**EXERCISE DESCRIPTION:** Work through the entries below and report how many lines include "Total". The number alone is the answer.

● ● ● ● ●

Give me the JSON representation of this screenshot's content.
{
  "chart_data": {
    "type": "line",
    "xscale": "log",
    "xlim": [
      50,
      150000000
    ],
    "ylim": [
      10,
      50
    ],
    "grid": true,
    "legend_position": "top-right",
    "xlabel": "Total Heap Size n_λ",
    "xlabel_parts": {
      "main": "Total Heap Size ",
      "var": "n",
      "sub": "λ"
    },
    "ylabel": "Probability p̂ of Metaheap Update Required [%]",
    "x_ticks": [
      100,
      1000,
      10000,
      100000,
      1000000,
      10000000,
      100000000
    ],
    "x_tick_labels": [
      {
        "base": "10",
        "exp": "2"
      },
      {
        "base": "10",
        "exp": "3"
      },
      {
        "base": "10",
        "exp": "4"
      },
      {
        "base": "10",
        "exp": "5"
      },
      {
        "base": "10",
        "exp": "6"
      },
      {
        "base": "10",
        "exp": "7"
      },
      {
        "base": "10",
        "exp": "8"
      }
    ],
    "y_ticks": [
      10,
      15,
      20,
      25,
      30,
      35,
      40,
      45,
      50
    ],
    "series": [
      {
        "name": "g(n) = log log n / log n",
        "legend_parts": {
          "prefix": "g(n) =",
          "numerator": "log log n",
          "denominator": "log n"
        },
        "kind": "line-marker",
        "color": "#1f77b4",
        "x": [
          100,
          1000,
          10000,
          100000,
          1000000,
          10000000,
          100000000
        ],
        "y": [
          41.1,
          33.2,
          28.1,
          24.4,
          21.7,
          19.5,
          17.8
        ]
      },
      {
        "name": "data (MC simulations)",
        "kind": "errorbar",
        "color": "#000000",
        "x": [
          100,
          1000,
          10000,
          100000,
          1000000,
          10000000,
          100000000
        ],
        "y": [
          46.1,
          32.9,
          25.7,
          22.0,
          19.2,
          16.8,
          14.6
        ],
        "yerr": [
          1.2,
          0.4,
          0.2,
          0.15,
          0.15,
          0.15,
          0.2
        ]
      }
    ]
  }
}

● ● ● ● ●

**FULL RESPONSE:** 2